| TASK PROMPT |
Copy each line below without leaving any out.

| Stored items from a collection |

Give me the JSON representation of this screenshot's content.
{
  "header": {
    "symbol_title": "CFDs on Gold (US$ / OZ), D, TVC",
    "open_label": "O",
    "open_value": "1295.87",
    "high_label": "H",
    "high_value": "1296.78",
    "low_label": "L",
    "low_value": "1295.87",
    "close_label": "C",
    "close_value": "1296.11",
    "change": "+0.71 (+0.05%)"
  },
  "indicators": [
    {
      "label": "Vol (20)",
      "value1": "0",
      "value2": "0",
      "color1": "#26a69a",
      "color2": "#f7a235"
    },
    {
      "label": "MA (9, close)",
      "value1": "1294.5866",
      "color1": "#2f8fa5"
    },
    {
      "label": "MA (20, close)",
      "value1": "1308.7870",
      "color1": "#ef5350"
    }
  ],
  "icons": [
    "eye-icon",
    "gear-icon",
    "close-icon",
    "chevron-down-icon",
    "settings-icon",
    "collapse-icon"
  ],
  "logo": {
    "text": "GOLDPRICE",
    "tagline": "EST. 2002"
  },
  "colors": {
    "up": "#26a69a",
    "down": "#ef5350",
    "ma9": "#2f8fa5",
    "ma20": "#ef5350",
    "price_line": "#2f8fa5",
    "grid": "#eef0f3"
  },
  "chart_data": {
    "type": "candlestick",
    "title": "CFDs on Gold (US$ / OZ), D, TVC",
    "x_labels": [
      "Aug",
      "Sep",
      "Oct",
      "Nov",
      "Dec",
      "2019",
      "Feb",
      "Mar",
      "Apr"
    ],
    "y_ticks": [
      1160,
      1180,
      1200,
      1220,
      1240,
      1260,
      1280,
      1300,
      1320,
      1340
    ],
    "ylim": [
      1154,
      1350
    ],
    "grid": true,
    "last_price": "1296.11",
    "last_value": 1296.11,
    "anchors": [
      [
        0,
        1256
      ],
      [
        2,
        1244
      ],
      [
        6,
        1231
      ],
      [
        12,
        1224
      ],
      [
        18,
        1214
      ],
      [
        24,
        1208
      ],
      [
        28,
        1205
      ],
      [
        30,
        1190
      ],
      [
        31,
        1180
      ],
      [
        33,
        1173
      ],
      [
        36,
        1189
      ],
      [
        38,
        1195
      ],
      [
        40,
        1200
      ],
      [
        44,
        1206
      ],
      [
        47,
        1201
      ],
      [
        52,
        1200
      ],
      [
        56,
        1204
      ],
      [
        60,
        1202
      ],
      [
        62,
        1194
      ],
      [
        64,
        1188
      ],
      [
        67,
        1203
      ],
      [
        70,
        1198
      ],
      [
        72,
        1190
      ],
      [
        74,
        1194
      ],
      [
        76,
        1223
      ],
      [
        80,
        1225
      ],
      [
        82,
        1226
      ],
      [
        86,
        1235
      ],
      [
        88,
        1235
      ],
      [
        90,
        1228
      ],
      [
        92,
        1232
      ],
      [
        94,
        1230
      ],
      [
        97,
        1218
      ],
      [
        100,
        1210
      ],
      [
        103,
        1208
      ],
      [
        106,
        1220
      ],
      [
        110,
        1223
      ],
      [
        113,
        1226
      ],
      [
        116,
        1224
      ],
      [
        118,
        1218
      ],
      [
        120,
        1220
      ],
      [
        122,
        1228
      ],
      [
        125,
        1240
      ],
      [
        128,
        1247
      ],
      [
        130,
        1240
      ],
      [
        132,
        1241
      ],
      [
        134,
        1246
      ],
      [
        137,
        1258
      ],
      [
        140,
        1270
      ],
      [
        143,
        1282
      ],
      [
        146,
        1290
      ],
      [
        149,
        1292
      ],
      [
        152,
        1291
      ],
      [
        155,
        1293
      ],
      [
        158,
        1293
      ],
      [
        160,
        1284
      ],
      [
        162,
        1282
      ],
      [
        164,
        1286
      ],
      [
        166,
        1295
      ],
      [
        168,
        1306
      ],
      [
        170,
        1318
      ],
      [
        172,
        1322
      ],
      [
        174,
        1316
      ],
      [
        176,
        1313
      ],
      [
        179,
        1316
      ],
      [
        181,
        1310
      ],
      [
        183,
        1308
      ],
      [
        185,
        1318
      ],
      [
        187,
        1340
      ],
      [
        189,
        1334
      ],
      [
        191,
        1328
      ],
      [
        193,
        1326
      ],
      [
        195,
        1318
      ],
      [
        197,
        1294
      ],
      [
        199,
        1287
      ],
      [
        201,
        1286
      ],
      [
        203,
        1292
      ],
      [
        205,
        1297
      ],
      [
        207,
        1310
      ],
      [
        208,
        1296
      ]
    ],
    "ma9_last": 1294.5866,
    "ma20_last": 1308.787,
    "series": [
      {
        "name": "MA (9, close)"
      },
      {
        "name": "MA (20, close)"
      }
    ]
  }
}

| SOLUTION TO THE EXERCISE |
Give me the JSON representation of this screenshot's content.
{
  "header": {
    "symbol_title": "CFDs on Gold (US$ / OZ), D, TVC",
    "open_label": "O",
    "open_value": "1295.87",
    "high_label": "H",
    "high_value": "1296.78",
    "low_label": "L",
    "low_value": "1295.87",
    "close_label": "C",
    "close_value": "1296.11",
    "change": "+0.71 (+0.05%)"
  },
  "indicators": [
    {
      "label": "Vol (20)",
      "value1": "0",
      "value2": "0",
      "color1": "#26a69a",
      "color2": "#f7a235"
    },
    {
      "label": "MA (9, close)",
      "value1": "1294.5866",
      "color1": "#2f8fa5"
    },
    {
      "label": "MA (20, close)",
      "value1": "1308.7870",
      "color1": "#ef5350"
    }
  ],
  "icons": [
    "eye-icon",
    "gear-icon",
    "close-icon",
    "chevron-down-icon",
    "settings-icon",
    "collapse-icon"
  ],
  "logo": {
    "text": "GOLDPRICE",
    "tagline": "EST. 2002"
  },
  "colors": {
    "up": "#26a69a",
    "down": "#ef5350",
    "ma9": "#2f8fa5",
    "ma20": "#ef5350",
    "price_line": "#2f8fa5",
    "grid": "#eef0f3"
  },
  "chart_data": {
    "type": "candlestick",
    "title": "CFDs on Gold (US$ / OZ), D, TVC",
    "x_labels": [
      "Aug",
      "Sep",
      "Oct",
      "Nov",
      "Dec",
      "2019",
      "Feb",
      "Mar",
      "Apr"
    ],
    "y_ticks": [
      1160,
      1180,
      1200,
      1220,
      1240,
      1260,
      1280,
      1300,
      1320,
      1340
    ],
    "ylim": [
      1154,
      1350
    ],
    "grid": true,
    "last_price": "1296.11",
    "last_value": 1296.11,
    "anchors": [
      [
        0,
        1256
      ],
      [
        2,
        1244
      ],
      [
        6,
        1231
      ],
      [
        12,
        1224
      ],
      [
        18,
        1214
      ],
      [
        24,
        1208
      ],
      [
        28,
        1205
      ],
      [
        30,
        1190
      ],
      [
        31,
        1180
      ],
      [
        33,
        1173
      ],
      [
        36,
        1189
      ],
      [
        38,
        1195
      ],
      [
        40,
        1200
      ],
      [
        44,
        1206
      ],
      [
        47,
        1201
      ],
      [
        52,
        1200
      ],
      [
        56,
        1204
      ],
      [
        60,
        1202
      ],
      [
        62,
        1194
      ],
      [
        64,
        1188
      ],
      [
        67,
        1203
      ],
      [
        70,
        1198
      ],
      [
        72,
        1190
      ],
      [
        74,
        1194
      ],
      [
        76,
        1223
      ],
      [
        80,
        1225
      ],
      [
        82,
        1226
      ],
      [
        86,
        1235
      ],
      [
        88,
        1235
      ],
      [
        90,
        1228
      ],
      [
        92,
        1232
      ],
      [
        94,
        1230
      ],
      [
        97,
        1218
      ],
      [
        100,
        1210
      ],
      [
        103,
        1208
      ],
      [
        106,
        1220
      ],
      [
        110,
        1223
      ],
      [
        113,
        1226
      ],
      [
        116,
        1224
      ],
      [
        118,
        1218
      ],
      [
        120,
        1220
      ],
      [
        122,
        1228
      ],
      [
        125,
        1240
      ],
      [
        128,
        1247
      ],
      [
        130,
        1240
      ],
      [
        132,
        1241
      ],
      [
        134,
        1246
      ],
      [
        137,
        1258
      ],
      [
        140,
        1270
      ],
      [
        143,
        1282
      ],
      [
        146,
        1290
      ],
      [
        149,
        1292
      ],
      [
        152,
        1291
      ],
      [
        155,
        1293
      ],
      [
        158,
        1293
      ],
      [
        160,
        1284
      ],
      [
        162,
        1282
      ],
      [
        164,
        1286
      ],
      [
        166,
        1295
      ],
      [
        168,
        1306
      ],
      [
        170,
        1318
      ],
      [
        172,
        1322
      ],
      [
        174,
        1316
      ],
      [
        176,
        1313
      ],
      [
        179,
        1316
      ],
      [
        181,
        1310
      ],
      [
        183,
        1308
      ],
      [
        185,
        1318
      ],
      [
        187,
        1340
      ],
      [
        189,
        1334
      ],
      [
        191,
        1328
      ],
      [
        193,
        1326
      ],
      [
        195,
        1318
      ],
      [
        197,
        1294
      ],
      [
        199,
        1287
      ],
      [
        201,
        1286
      ],
      [
        203,
        1292
      ],
      [
        205,
        1297
      ],
      [
        207,
        1310
      ],
      [
        208,
        1296
      ]
    ],
    "ma9_last": 1294.5866,
    "ma20_last": 1308.787,
    "series": [
      {
        "name": "MA (9, close)"
      },
      {
        "name": "MA (20, close)"
      }
    ]
  }
}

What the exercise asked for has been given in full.